**INSTRUCTION**:
Go through the material below and count the lines with the string "oder"; the number is the whole answer.

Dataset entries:
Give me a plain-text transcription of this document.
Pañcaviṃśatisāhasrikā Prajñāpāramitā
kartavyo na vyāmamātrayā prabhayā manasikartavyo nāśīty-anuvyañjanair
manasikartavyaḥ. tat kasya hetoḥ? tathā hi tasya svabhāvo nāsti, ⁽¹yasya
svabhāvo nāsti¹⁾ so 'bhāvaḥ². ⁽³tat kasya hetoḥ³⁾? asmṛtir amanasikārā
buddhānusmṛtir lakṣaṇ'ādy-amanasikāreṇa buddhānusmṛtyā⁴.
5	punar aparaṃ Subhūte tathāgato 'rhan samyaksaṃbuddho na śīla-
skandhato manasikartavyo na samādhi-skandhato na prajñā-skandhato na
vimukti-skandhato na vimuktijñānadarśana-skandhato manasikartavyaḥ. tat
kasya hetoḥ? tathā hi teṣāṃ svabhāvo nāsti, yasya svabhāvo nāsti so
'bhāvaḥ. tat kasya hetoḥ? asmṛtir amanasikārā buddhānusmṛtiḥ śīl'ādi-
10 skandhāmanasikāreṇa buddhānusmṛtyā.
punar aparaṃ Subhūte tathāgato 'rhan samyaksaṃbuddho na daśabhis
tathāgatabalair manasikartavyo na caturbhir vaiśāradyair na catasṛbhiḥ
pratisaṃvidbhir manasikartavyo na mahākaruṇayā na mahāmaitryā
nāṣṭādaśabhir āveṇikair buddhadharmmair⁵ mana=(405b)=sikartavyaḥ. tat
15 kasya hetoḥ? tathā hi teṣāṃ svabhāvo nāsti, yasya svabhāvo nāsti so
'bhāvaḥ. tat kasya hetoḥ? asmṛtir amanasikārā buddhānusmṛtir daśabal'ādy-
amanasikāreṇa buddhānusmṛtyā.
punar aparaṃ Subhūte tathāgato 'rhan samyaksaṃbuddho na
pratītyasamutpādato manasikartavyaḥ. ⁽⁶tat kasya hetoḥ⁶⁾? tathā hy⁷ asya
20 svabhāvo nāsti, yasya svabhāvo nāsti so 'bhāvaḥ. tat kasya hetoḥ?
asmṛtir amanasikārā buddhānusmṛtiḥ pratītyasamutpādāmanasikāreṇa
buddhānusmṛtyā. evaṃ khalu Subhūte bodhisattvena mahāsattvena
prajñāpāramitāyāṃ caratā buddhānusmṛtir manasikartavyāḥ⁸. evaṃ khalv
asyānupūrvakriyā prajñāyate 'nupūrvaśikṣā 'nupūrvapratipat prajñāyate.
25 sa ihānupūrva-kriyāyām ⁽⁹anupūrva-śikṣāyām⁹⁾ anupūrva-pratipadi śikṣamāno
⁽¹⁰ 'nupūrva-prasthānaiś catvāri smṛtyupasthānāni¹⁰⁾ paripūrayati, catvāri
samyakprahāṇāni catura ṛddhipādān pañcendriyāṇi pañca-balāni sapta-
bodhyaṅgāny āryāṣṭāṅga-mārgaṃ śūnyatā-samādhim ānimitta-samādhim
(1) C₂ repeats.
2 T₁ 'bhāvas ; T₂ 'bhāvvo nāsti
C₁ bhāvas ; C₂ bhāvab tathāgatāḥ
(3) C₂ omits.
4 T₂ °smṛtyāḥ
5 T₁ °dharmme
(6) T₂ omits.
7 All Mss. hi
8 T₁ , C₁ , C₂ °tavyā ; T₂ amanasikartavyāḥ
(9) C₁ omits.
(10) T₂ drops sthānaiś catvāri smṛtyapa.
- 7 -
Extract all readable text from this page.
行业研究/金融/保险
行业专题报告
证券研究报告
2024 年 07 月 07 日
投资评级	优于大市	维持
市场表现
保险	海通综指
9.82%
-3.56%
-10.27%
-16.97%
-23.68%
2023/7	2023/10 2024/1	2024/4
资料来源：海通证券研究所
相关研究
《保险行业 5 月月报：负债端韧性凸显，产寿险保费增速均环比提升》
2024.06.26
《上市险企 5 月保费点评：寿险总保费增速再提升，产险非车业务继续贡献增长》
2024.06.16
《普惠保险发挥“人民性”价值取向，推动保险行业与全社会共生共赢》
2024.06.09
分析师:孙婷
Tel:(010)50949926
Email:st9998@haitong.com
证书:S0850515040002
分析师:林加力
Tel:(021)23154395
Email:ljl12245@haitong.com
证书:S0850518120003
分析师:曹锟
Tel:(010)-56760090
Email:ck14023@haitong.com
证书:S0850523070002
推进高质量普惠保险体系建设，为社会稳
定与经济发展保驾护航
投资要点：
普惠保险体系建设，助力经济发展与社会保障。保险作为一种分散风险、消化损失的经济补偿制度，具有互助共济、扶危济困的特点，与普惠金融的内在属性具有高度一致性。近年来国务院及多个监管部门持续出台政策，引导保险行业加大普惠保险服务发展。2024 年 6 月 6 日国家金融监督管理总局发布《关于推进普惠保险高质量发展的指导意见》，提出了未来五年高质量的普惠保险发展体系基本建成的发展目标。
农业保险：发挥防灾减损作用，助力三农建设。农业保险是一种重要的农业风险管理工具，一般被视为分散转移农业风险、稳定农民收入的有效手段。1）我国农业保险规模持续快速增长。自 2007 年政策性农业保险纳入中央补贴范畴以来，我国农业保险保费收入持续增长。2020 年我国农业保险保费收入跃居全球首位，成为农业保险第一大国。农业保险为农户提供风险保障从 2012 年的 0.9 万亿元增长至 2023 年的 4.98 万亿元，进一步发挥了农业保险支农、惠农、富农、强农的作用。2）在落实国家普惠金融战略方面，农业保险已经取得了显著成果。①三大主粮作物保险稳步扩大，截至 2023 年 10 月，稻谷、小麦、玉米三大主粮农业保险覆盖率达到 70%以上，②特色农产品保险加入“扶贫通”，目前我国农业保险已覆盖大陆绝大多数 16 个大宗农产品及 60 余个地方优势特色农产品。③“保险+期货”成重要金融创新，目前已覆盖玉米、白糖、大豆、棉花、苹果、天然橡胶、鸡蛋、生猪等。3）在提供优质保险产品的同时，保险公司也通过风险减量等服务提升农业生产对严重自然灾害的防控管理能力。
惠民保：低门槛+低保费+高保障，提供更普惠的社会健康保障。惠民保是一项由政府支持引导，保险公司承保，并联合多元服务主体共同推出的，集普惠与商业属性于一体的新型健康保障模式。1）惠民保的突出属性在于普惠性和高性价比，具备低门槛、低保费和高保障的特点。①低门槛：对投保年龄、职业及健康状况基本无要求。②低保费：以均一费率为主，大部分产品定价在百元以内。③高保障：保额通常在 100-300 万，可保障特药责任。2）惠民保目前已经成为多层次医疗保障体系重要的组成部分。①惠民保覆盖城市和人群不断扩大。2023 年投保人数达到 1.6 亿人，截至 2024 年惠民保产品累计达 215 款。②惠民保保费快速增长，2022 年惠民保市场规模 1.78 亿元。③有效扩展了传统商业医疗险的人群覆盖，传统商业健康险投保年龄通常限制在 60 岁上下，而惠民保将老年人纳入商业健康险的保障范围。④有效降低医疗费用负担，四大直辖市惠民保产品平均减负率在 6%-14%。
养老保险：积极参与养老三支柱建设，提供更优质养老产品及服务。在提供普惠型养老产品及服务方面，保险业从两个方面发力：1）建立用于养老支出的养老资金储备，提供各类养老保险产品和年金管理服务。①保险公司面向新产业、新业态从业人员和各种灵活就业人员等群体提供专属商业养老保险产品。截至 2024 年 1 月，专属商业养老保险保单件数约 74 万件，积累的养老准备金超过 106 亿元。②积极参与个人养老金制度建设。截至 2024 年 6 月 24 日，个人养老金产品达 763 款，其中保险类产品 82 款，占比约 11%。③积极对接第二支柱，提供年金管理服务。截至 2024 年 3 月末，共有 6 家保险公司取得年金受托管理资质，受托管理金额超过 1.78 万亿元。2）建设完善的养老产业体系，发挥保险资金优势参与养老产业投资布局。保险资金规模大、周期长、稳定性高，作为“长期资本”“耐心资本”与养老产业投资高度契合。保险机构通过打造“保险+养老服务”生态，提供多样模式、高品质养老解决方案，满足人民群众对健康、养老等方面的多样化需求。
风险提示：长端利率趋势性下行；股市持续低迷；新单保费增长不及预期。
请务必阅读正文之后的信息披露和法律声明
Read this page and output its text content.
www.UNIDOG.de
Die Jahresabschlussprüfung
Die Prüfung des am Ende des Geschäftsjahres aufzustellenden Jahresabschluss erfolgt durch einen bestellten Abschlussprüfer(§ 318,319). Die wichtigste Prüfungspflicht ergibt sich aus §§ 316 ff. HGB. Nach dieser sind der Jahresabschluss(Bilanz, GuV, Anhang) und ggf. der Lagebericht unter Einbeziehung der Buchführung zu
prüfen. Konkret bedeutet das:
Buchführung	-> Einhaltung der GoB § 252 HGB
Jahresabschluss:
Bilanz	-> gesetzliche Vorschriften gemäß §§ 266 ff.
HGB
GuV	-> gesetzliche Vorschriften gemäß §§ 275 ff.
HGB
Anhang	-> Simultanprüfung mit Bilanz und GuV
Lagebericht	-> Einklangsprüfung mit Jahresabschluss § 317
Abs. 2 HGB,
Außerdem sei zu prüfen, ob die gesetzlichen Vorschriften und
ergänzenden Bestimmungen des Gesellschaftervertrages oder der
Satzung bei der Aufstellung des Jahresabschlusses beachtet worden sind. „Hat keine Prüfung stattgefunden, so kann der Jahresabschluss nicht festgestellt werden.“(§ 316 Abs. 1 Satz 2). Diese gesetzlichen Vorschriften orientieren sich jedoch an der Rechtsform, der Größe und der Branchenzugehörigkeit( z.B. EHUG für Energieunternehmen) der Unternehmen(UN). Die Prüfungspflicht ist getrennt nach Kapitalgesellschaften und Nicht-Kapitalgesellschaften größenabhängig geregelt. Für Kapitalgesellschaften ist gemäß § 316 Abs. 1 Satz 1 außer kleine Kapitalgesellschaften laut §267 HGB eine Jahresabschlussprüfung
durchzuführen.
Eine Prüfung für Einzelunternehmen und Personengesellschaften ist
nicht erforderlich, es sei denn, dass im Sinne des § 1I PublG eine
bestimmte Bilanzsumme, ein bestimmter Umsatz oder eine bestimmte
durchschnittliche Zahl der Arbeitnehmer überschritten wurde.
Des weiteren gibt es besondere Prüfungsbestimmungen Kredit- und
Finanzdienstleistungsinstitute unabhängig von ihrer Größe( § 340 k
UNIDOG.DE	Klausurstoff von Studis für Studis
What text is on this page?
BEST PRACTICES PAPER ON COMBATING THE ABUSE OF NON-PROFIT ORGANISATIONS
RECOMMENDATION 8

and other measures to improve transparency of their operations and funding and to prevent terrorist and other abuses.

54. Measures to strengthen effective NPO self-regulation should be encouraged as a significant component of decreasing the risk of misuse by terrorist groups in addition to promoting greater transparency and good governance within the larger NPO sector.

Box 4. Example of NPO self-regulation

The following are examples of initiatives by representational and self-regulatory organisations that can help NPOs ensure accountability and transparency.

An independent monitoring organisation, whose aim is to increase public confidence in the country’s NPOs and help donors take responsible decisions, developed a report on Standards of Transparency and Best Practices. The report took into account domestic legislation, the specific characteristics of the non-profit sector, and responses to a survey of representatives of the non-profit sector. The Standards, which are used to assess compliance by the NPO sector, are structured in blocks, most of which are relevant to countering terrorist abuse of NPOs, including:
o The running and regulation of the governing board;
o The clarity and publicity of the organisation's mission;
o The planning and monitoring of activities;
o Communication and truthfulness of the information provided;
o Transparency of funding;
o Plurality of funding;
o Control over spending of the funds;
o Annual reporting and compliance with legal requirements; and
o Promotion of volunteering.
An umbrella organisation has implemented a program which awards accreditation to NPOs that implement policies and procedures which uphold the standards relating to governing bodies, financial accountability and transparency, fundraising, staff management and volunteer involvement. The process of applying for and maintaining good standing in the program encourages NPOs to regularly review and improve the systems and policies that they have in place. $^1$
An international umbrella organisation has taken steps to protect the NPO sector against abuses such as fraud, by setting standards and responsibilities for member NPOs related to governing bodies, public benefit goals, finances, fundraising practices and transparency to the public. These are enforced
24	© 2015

**TASK RESULT**:
2